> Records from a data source
★ ★ ★

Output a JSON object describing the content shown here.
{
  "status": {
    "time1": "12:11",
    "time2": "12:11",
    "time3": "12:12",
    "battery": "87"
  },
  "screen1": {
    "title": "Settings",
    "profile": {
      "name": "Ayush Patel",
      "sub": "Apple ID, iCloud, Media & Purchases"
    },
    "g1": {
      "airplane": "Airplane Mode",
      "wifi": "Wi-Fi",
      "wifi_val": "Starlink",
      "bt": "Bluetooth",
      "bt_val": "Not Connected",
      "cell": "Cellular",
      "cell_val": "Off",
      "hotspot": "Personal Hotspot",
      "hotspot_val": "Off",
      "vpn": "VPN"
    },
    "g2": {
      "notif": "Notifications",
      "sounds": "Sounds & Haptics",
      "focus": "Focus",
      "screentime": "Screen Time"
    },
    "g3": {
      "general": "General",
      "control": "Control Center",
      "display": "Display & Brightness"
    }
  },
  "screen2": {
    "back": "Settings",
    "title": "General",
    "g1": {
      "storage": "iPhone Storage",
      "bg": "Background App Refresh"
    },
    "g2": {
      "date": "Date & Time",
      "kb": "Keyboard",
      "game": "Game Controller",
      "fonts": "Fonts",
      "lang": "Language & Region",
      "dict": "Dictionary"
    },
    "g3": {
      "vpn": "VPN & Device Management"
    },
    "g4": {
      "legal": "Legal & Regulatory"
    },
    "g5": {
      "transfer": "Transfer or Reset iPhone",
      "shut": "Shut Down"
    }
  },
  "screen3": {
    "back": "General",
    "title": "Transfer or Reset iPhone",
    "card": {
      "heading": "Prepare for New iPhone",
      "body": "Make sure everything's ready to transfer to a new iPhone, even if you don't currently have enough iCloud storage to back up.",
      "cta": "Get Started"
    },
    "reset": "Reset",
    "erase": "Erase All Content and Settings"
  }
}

★ ★ ★

> REQUIRED WORK
Count the lines in the records above that hold the word "title", and give only that number.

> COMPLETED TASK
3